## WRITTEN PROBLEM
Filter these entries, keeping only lines that hold the word "name".
########################################
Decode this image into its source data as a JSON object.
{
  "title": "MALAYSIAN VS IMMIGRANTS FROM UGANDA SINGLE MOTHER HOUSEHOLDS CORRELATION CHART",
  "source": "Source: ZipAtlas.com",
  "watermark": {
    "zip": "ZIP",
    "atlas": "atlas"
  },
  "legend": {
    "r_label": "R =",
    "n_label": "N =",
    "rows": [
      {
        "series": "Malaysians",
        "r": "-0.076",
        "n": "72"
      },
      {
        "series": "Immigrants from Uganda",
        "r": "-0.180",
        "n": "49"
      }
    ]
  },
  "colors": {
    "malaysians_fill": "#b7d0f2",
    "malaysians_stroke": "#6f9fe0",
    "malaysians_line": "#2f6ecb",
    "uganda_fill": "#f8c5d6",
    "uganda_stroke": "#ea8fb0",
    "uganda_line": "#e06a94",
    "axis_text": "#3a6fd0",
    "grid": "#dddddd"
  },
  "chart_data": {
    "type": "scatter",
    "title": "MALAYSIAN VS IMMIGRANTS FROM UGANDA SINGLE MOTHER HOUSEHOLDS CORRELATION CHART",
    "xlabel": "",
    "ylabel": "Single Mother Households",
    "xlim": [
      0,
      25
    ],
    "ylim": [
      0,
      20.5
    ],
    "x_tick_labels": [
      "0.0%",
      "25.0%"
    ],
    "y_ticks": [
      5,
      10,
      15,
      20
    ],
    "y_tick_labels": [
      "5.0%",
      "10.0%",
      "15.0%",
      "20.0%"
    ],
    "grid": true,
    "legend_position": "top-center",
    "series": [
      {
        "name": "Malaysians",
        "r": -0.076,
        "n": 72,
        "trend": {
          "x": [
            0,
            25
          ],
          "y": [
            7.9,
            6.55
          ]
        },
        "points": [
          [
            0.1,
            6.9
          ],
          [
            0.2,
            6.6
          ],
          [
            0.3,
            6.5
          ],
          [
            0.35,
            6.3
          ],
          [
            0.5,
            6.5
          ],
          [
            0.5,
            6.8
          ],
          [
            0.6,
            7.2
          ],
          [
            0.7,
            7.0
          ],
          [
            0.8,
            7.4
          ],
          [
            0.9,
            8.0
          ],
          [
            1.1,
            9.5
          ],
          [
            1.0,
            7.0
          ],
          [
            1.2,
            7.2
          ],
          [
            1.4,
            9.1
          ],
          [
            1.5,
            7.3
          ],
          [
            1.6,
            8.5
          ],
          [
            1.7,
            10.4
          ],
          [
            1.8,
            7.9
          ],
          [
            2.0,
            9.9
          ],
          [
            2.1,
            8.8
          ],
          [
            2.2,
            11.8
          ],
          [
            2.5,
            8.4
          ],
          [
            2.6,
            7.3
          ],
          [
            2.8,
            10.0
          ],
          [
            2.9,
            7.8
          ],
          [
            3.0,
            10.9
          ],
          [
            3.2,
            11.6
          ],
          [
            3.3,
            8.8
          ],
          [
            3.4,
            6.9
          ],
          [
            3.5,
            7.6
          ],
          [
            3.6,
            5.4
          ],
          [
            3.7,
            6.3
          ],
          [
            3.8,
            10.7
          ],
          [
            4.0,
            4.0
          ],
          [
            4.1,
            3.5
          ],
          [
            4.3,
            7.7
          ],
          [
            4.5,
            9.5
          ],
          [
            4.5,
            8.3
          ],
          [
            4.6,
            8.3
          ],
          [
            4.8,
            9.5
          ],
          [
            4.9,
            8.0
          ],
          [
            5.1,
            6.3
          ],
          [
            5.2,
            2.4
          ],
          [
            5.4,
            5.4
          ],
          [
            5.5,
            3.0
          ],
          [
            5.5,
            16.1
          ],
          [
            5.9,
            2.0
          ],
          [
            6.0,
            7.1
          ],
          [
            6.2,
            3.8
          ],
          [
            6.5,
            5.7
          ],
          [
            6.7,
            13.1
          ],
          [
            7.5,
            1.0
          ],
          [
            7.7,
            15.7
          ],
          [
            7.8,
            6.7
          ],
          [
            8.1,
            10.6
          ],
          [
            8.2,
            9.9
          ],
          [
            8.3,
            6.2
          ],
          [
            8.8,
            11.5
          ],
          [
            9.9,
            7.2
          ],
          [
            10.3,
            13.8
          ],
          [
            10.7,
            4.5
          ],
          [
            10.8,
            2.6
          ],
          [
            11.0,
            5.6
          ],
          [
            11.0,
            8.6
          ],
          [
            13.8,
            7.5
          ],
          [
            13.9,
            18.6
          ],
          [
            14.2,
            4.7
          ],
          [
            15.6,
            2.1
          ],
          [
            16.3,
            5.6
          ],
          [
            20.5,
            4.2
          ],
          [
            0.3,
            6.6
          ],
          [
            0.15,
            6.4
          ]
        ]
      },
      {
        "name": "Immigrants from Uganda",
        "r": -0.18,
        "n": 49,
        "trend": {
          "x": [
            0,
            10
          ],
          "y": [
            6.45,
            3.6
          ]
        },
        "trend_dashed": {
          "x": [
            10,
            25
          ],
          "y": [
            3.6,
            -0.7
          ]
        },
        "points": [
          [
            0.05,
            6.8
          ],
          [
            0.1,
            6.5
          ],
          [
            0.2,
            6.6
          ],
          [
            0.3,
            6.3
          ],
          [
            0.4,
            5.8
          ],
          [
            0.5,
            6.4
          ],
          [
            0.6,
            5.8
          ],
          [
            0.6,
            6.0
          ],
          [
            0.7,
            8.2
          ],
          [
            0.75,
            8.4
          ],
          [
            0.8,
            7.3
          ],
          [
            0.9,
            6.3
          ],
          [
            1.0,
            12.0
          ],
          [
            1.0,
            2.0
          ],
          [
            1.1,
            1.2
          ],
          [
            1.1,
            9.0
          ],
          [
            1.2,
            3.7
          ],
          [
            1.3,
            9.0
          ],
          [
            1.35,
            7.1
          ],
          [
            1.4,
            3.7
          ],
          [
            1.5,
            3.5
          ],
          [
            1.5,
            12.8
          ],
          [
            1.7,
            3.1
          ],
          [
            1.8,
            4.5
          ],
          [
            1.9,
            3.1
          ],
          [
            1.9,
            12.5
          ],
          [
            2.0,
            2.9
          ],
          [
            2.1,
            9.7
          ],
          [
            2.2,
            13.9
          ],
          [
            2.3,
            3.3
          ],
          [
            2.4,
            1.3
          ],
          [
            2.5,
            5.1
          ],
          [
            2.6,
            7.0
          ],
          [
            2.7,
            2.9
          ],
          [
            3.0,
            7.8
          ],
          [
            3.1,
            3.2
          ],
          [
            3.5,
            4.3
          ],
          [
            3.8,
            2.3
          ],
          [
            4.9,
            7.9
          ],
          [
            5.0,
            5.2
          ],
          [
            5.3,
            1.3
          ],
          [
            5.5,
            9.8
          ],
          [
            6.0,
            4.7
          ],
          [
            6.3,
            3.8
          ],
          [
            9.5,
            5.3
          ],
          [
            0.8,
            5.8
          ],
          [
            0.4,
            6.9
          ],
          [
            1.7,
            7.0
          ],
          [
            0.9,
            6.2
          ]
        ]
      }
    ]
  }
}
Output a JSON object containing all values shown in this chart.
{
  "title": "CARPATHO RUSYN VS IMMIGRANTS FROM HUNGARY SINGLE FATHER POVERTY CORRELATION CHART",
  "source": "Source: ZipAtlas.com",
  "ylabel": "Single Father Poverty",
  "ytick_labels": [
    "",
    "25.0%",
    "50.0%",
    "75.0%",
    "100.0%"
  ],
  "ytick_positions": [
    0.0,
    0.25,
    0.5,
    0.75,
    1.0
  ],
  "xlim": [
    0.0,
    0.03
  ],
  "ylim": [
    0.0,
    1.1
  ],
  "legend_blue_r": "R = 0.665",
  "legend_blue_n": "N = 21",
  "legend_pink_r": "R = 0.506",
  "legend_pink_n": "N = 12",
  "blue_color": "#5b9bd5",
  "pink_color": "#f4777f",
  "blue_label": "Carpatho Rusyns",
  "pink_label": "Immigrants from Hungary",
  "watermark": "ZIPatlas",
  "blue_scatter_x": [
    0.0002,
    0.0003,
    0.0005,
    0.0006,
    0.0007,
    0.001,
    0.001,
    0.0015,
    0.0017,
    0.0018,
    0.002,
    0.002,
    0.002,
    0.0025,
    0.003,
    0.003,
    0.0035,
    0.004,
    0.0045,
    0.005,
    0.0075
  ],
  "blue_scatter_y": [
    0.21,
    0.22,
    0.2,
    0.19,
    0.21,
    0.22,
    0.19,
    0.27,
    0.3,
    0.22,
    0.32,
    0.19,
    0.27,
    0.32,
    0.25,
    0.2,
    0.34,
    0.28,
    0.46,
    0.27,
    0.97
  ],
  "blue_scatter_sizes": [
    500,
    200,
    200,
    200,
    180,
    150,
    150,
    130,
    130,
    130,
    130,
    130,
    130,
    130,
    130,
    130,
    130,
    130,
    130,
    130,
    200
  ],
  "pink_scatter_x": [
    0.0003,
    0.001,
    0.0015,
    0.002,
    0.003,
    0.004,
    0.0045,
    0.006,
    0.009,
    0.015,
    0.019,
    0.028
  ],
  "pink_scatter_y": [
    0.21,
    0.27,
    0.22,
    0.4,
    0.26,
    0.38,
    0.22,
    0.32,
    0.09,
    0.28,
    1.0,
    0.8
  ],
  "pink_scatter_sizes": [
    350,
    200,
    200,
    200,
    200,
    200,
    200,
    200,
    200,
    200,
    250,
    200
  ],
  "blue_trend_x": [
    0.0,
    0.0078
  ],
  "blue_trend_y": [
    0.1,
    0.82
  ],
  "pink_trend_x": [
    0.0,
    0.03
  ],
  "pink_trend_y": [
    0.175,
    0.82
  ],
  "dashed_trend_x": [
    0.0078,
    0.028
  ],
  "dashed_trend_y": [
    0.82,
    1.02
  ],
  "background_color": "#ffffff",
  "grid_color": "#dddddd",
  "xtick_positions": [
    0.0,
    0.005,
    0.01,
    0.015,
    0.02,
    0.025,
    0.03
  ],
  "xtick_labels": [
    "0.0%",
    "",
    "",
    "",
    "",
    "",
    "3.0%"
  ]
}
########################################
## COMPLETED TASK
        "name": "Malaysians",
        "name": "Immigrants from Uganda",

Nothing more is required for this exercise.